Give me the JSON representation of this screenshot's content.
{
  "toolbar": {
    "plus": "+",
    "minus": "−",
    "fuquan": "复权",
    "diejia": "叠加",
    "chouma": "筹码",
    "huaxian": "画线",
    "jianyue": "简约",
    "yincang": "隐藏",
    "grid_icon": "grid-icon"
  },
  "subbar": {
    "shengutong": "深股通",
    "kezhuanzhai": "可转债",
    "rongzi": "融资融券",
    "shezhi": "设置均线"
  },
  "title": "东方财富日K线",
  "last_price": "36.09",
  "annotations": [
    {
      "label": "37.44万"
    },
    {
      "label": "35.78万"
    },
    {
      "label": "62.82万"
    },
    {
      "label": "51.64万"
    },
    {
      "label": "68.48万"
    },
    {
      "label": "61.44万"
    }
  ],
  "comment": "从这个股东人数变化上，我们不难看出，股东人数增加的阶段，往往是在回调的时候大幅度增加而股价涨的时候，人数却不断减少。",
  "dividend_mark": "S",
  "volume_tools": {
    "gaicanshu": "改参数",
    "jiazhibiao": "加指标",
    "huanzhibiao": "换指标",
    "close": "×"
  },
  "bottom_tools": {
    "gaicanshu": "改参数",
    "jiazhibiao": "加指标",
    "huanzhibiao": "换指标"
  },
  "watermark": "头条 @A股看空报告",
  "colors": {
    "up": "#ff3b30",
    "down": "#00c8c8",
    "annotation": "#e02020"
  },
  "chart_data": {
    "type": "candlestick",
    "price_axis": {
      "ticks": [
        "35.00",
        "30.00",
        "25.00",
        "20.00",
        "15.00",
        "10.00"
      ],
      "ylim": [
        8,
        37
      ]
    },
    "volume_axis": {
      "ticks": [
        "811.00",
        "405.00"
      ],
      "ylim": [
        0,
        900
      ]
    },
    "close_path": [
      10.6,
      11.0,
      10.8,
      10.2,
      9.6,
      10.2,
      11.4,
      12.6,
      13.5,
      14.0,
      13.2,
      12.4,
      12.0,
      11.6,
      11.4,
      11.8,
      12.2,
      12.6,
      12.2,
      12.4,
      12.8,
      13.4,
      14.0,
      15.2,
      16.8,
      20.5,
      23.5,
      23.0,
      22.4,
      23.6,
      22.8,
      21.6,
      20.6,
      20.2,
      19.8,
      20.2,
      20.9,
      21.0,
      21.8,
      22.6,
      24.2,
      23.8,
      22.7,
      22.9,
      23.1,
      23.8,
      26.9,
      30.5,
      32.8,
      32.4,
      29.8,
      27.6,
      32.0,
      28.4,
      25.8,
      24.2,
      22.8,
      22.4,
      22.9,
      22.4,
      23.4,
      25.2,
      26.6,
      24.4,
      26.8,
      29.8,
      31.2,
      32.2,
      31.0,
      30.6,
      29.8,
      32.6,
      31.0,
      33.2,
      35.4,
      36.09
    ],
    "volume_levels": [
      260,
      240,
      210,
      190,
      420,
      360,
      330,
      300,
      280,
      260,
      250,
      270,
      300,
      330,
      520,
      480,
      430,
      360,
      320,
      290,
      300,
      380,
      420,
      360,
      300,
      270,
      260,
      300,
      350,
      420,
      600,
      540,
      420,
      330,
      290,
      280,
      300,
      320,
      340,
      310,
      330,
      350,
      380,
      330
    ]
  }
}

────

WHAT THIS TASK INVOLVES:
Give only the count of lines in the data that include the string "label".

ANSWER TO THIS TASK:
6